* _Extracts from a graphics dataset_:

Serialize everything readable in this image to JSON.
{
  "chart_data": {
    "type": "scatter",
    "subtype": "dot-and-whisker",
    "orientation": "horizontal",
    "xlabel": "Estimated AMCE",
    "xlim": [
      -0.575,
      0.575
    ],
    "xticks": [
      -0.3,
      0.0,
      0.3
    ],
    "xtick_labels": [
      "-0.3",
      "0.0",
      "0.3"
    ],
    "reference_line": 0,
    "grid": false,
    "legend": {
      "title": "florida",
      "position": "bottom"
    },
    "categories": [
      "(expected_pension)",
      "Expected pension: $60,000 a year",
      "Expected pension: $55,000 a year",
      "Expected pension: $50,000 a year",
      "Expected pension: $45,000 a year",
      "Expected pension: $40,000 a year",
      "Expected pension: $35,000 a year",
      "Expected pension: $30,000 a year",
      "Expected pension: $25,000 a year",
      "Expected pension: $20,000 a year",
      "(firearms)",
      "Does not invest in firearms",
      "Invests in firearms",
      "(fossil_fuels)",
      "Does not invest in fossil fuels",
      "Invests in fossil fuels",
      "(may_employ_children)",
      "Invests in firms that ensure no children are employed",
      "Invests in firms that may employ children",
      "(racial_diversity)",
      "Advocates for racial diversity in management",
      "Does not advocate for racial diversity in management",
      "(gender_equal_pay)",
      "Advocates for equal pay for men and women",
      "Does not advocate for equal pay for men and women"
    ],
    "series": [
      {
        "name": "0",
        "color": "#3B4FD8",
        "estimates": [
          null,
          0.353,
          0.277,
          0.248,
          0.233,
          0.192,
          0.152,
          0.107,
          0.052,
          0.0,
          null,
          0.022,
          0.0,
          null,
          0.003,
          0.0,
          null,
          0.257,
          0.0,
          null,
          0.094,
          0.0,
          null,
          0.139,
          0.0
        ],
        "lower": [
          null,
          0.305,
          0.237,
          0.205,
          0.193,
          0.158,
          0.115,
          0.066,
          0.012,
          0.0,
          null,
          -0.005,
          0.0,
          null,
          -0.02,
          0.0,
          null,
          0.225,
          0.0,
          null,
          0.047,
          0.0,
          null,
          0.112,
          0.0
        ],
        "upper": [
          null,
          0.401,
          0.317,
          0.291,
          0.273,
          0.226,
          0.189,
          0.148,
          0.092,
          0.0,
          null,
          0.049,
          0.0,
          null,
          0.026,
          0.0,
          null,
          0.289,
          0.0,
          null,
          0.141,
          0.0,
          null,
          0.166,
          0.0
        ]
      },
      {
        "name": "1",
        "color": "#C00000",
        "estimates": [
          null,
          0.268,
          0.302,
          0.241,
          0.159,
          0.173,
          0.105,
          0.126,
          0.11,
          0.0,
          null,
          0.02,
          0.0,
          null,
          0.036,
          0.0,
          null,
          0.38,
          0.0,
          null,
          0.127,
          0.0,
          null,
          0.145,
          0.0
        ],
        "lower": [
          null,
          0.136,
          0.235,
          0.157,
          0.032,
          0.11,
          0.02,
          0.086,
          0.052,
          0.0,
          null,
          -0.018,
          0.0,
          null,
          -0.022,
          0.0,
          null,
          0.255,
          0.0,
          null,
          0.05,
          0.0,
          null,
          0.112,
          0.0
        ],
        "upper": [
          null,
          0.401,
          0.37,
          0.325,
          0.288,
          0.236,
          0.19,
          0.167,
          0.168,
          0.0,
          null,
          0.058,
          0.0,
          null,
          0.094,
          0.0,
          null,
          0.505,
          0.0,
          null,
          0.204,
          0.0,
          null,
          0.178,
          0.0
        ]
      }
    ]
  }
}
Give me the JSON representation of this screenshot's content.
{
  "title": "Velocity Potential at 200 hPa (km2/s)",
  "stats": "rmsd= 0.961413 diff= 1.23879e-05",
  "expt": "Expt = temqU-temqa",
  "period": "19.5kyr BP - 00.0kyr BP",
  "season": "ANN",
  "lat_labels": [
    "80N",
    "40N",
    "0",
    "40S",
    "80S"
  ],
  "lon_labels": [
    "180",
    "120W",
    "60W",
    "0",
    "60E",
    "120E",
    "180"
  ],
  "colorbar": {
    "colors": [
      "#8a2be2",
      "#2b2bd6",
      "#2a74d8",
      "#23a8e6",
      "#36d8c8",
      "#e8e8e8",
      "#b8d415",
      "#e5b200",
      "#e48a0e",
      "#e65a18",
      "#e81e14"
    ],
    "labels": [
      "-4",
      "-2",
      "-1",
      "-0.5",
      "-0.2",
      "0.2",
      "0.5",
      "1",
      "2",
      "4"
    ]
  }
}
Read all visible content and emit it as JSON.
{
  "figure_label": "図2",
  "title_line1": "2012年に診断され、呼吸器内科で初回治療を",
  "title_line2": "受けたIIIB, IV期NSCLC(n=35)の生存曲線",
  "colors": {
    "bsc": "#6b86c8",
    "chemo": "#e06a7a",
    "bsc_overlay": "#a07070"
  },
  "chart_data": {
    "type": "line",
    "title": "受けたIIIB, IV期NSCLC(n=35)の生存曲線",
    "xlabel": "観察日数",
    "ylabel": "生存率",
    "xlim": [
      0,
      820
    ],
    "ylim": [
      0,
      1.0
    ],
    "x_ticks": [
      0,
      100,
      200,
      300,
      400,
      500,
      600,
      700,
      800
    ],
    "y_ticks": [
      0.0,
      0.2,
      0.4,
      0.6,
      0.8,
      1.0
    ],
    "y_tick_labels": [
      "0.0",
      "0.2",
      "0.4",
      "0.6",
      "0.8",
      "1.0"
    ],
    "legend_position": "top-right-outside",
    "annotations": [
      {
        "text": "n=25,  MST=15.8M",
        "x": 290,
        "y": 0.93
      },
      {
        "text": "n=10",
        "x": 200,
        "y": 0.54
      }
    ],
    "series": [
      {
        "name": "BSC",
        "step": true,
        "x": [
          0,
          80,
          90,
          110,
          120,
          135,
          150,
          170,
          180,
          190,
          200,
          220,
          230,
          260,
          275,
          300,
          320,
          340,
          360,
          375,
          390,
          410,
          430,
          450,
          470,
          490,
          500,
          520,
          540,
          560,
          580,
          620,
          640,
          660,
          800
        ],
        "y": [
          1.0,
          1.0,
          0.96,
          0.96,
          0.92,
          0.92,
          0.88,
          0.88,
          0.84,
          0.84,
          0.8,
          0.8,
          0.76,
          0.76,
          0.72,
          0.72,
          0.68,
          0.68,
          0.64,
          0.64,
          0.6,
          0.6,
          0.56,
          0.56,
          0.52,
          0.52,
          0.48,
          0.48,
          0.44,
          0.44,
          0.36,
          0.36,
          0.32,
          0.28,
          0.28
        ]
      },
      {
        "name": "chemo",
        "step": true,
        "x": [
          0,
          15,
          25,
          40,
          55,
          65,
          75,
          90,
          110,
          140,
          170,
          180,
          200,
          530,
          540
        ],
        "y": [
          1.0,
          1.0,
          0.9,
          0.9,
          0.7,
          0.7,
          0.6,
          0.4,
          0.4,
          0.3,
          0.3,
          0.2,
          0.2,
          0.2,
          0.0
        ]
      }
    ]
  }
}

---

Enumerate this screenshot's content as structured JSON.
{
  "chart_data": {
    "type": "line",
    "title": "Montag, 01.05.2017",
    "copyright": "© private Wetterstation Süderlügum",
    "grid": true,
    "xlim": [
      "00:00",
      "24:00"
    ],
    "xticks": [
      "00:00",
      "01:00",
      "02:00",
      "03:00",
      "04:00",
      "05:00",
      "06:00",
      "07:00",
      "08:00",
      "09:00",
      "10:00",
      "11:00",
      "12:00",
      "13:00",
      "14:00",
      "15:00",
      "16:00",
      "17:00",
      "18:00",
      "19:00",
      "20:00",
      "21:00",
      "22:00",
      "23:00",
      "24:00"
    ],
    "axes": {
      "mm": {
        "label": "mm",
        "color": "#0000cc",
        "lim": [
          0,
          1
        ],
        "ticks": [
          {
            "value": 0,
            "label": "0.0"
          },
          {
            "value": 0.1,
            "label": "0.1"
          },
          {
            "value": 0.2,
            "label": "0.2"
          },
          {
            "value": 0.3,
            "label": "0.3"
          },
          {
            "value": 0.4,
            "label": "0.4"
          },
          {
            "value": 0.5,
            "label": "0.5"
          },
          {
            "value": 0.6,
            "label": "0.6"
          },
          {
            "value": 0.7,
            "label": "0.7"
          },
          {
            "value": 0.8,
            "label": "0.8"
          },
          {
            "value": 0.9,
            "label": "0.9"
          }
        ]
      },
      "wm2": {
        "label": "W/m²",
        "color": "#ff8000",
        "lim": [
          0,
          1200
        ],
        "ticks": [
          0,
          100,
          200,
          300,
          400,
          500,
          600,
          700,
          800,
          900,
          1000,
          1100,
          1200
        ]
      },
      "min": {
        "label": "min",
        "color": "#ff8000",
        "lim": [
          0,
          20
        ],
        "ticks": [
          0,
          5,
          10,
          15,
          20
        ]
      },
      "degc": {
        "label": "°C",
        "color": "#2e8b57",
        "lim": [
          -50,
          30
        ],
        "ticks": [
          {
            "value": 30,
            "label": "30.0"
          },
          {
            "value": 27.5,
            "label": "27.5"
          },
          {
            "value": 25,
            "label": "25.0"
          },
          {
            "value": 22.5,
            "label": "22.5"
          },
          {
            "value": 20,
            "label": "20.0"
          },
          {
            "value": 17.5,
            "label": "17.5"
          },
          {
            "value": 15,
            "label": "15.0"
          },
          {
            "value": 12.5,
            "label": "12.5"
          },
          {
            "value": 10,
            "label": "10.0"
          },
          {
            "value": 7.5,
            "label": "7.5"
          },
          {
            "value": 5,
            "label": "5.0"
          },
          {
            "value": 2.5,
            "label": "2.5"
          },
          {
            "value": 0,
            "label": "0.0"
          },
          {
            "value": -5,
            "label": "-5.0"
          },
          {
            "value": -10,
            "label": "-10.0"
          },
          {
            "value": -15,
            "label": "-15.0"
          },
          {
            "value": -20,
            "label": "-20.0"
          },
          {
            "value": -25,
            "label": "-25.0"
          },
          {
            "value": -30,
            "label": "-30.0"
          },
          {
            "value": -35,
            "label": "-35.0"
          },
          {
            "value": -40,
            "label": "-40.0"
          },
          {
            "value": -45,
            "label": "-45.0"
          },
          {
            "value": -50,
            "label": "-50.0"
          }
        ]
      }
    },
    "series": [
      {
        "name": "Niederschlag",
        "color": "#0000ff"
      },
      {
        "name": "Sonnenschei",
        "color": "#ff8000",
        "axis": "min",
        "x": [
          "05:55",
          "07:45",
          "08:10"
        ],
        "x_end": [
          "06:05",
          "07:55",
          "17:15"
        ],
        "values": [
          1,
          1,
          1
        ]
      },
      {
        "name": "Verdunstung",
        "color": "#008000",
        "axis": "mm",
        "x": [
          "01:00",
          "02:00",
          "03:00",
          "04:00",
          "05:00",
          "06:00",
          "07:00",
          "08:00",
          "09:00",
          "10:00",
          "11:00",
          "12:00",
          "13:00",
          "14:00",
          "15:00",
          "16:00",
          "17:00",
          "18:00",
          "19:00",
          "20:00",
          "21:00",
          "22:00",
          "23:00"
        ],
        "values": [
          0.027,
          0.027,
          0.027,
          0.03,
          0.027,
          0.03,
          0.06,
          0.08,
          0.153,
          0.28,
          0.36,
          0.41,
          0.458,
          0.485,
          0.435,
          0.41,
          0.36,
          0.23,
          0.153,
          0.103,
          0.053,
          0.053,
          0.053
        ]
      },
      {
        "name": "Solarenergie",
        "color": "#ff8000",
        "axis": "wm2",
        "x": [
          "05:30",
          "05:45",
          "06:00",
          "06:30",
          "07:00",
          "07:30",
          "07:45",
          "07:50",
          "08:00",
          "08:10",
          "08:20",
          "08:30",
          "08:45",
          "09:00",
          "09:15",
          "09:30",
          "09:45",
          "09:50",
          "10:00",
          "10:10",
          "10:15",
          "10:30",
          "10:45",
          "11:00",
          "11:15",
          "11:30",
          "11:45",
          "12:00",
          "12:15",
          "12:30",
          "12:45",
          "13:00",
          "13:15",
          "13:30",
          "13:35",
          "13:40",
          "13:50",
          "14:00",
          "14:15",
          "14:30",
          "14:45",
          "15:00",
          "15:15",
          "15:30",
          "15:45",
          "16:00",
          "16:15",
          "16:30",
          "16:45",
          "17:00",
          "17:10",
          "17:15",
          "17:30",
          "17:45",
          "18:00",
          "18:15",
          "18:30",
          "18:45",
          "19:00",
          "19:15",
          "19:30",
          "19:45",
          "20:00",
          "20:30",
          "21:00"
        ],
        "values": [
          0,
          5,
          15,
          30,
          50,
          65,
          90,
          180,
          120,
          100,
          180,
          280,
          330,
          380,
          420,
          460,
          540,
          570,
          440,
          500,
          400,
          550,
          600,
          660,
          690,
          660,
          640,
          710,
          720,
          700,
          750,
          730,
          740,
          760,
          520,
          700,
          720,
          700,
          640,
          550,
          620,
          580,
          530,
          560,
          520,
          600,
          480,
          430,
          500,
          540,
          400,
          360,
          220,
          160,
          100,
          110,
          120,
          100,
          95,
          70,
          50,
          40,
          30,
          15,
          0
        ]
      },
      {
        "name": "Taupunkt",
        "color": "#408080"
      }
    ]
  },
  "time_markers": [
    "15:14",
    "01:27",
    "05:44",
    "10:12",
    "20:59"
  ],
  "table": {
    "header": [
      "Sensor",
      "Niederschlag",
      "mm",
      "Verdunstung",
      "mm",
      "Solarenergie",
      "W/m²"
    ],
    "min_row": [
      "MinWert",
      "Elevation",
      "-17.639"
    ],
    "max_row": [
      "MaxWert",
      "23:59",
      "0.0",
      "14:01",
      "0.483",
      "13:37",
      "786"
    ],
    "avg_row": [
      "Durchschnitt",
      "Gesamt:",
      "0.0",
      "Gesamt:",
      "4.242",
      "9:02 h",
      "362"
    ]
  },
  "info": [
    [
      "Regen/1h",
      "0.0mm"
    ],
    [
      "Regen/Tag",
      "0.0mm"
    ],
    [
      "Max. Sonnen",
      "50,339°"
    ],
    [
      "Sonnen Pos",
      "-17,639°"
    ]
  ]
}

...

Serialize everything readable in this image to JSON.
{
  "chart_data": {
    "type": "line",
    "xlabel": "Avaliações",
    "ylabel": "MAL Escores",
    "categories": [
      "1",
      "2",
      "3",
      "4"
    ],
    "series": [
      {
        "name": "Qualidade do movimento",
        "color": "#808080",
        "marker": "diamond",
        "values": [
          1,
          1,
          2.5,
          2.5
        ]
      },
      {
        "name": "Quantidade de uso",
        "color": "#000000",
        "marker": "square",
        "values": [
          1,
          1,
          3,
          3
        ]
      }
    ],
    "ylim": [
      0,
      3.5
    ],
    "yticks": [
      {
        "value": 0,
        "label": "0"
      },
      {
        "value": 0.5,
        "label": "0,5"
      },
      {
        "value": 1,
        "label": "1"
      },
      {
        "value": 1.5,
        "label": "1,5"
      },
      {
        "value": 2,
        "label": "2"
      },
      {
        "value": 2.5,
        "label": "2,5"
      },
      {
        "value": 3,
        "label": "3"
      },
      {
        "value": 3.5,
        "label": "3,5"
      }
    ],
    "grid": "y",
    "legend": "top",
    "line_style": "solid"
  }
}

* _YOUR GOAL_:
Show every line in the records above that contains the word "name".

* _ANSWER TO THIS EXERCISE_:
        "name": "0",
        "name": "1",
        "name": "BSC",
        "name": "chemo",
        "name": "Niederschlag",
        "name": "Sonnenschei",
        "name": "Verdunstung",
        "name": "Solarenergie",
        "name": "Taupunkt",
        "name": "Qualidade do movimento",
        "name": "Quantidade de uso",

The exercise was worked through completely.